__EXERCISE DETAILS__:
Can you pull out each line of the data below that includes the word "Nachos"?

-- start DATA SUPPLIED --

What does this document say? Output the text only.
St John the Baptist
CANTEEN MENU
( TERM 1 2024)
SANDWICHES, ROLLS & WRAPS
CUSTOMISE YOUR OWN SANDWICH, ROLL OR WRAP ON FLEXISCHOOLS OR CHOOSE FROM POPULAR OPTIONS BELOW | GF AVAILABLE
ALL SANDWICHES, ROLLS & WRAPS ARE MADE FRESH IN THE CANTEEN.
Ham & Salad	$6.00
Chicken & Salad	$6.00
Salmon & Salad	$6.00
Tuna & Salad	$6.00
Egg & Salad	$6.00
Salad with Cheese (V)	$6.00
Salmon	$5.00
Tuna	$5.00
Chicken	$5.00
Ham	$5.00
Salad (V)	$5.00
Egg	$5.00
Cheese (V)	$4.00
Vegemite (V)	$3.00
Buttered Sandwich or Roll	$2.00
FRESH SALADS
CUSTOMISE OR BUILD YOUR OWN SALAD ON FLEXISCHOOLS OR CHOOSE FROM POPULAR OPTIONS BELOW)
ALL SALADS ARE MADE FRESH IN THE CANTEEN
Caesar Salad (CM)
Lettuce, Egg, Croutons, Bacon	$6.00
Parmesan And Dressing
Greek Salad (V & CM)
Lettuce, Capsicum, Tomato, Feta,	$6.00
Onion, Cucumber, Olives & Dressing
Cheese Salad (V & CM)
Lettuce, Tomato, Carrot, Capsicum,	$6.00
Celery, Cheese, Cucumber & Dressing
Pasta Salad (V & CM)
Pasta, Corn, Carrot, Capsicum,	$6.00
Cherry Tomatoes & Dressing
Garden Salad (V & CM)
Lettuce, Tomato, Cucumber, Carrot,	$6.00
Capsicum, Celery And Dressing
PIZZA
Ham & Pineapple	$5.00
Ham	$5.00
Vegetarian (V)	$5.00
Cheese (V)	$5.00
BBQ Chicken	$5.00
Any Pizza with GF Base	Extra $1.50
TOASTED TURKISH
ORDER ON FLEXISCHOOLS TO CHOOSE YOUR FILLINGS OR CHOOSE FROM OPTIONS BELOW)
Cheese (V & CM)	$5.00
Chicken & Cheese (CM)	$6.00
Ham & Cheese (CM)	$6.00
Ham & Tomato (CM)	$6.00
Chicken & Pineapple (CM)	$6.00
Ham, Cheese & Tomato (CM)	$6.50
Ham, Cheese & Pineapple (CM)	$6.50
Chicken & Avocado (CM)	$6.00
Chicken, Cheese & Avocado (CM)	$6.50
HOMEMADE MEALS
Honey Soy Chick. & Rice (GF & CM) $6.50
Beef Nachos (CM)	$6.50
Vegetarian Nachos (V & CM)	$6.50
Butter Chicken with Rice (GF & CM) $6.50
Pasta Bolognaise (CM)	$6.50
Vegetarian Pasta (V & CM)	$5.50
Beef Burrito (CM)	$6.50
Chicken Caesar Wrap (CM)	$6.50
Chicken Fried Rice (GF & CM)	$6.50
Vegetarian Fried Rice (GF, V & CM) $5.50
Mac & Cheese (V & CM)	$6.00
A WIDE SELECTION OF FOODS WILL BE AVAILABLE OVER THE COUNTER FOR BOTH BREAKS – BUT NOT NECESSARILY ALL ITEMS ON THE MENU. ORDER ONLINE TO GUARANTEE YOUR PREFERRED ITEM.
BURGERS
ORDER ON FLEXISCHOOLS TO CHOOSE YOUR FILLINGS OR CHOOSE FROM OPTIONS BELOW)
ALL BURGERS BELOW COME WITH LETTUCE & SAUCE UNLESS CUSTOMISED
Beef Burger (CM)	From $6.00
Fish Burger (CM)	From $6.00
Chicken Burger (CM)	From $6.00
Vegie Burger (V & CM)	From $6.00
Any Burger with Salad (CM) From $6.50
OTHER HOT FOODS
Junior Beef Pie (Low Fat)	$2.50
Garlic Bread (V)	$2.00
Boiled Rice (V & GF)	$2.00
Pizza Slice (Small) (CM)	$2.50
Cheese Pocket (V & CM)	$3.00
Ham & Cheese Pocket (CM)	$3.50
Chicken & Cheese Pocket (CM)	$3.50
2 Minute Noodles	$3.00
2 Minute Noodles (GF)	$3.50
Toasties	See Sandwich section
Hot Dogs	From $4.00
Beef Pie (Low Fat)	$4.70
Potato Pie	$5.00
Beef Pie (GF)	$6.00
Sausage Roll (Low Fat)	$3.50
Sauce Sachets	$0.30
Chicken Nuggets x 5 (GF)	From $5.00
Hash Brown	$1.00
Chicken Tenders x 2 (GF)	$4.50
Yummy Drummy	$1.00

-- end DATA SUPPLIED --

__FINAL RESULT__:
Beef Nachos (CM)	$6.50
Vegetarian Nachos (V & CM)	$6.50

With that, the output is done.